Aim of the task: State how many lines of the entries hold the string "ahol", and output nothing but that count.

Input data:
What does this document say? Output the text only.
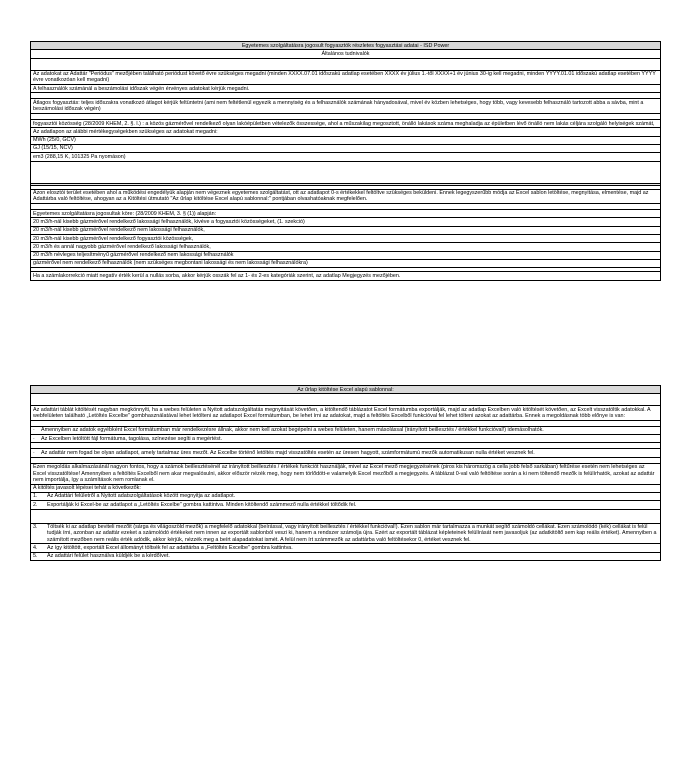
Egyetemes szolgáltatásra jogosult fogyasztók részletes fogyasztási adatai - ISD Power
Általános tudnivalók
Az adatokat az Adattár "Periódus" mezőjében található periódust követő évre szükséges megadni (minden XXXX.07.01 időszakú adatlap esetében XXXX év július 1.-től XXXX+1 év június 30-ig kell megadni, minden YYYY.01.01 időszakú adatlap esetében YYYY évre vonatkozóan kell megadni)
A felhasználók számánál a beszámolási időszak végén érvényes adatokat kérjük megadni.
Átlagos fogyasztás: teljes időszakra vonatkozó átlagot kérjük feltüntetni (ami nem feltétlenül egyezik a mennyiség és a felhasználók számának hányadosával, mivel év közben lehetséges, hogy több, vagy kevesebb felhasználó tartozott abba a sávba, mint a beszámolási időszak végén)
fogyasztói közösség (28/2009 KHEM, 2. §. l.) : a közös gázmérővel rendelkező olyan lakóépületben vételezők összessége, ahol a műszakilag megosztott, önálló lakások száma meghaladja az épületben lévő önálló nem lakás céljára szolgáló helyiségek számát,
Az adatlapon az alábbi mértékegységekben szükséges az adatokat megadni:
MWh (25/0, GCV)
GJ (15/15, NCV)
em3 (288,15 K, 101325 Pa nyomáson)
Azon elosztói terület esetében ahol a működési engedélyük alapján nem végeznek egyetemes szolgáltatást, ott az adatlapot 0-s értékekkel feltöltve szükséges beküldeni. Ennek legegyszerűbb módja az Excel sablon letöltése, megnyitása, elmentése, majd az Adattárba való feltöltése, ahogyan az a Kitöltési útmutató "Az űrlap kitöltése Excel alapú sablonnal:" pontjában olvashatóaknak megfelelően.
Egyetemes szolgáltatásra jogosultak köre: (28/2009 KHEM, 3. § (1)) alapján:
20 m3/h-nál kisebb gázmérővel rendelkező lakossági felhasználók, kivéve a fogyasztói közösségeket, (1. szekció)
20 m3/h-nál kisebb gázmérővel rendelkező nem lakossági felhasználók,
20 m3/h-nál kisebb gázmérővel rendelkező fogyasztói közösségek,
20 m3/h és annál nagyobb gázmérővel rendelkező lakossági felhasználók,
20 m3/h névleges teljesítményű gázmérővel rendelkező nem lakossági felhasználók
gázmérővel nem rendelkező felhasználók (nem szükséges megbontani lakossági és nem lakossági felhasználókra)
Ha a számlakorrekció miatt negatív érték kerül a nullás sorba, akkor kérjük osszák fel az 1- és 2-es kategóriák szerint, az adatlap Megjegyzés mezőjében.
Az űrlap kitöltése Excel alapú sablonnal:
Az adattári táblát kitöltését nagyban megkönnyíti, ha a webes felületen a Nyitott adatszolgáltatás megnyitását követően, a kitöltendő táblázatot Excel formátumba exportálják, majd az adatlap Excelben való kitöltését követően, az Excelt visszatöltik adatokkal. A webfelületen található „Letöltés Excelbe" gombhasználatával lehet letölteni az adatlapot Excel formátumban, be lehet írni az adatokat, majd a feltöltés Excelből funkcióval fel lehet tölteni azokat az adattárba. Ennek a megoldásnak több előnye is van:
· Amennyiben az adatok egyébként Excel formátumban már rendelkezésre állnak, akkor nem kell azokat begépelni a webes felületen, hanem másolással (irányított beillesztés / értékkel funkcióval!) idemásolhatók.
· Az Excelben letöltött fájl formátuma, tagolása, színezése segíti a megértést.
· Az adattár nem fogad be olyan adatlapot, amely tartalmaz üres mezőt. Az Excelbe történő letöltés majd visszatöltés esetén az üresen hagyott, számformátumú mezők automatikusan nulla értéket vesznek fel.
Ezen megoldás alkalmazásánál nagyon fontos, hogy a számok beillesztésénél az irányított beillesztés / értékek funkciót használják, mivel az Excel mező megjegyzésének (piros kis háromszög a cella jobb felső sarkában) feltűrése esetén nem lehetséges az Excel visszatöltése! Amennyiben a feltöltés Excelből nem akar megvalósulni, akkor először nézék meg, hogy nem törlődött-e valamelyik Excel mezőből a megjegyzés. A táblázat 0-val való feltöltése során a ki nem töltendő mezők is felülírhatók, azokat az adattár nem importálja, így a számítások nem romlanak el.
A kitöltés javasolt lépései tehát a következők:
1. Az Adattári felületről a Nyitott adatszolgáltatások között megnyitja az adatlapot.
2. Exportálják ki Excel-be az adatlapot a „Letöltés Excelbe" gombra kattintva. Minden kitöltendő számmező nulla értékkel töltődik fel.
3. Töltsék ki az adatlap beviteli mezőit (sárga és világoszöld mezők) a megfelelő adatokkal (beírással, vagy irányított beillesztés / értékkel funkcióval!). Ezen sablon már tartalmazza a munkát segítő számoldó cellákat. Ezen számolódó (kék) cellákat is felül tudják írni, azonban az adattár ezeket a számolódó értékeket nem innen az exportált sablonból veszi ki, hanem a rendszer számolja újra. Ezért az exportált táblázat képleteinek felülírását nem javasoljuk (az adatkitöltő sem kap reális értéket). Amennyiben a számított mezőben nem reális érték adódik, akkor kérjük, nézzék meg a beírt alapadatokat ismét. A felül nem írt számmezők az adattárba való feltöltésekor 0, értéket vesznek fel.
4. Az így kitöltött, exportált Excel állományt töltsék fel az adattárba a „Feltöltés Excelbe" gombra kattintva.
5. Az adattári felület használva küldjék be a kérdőívet.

Solution: 2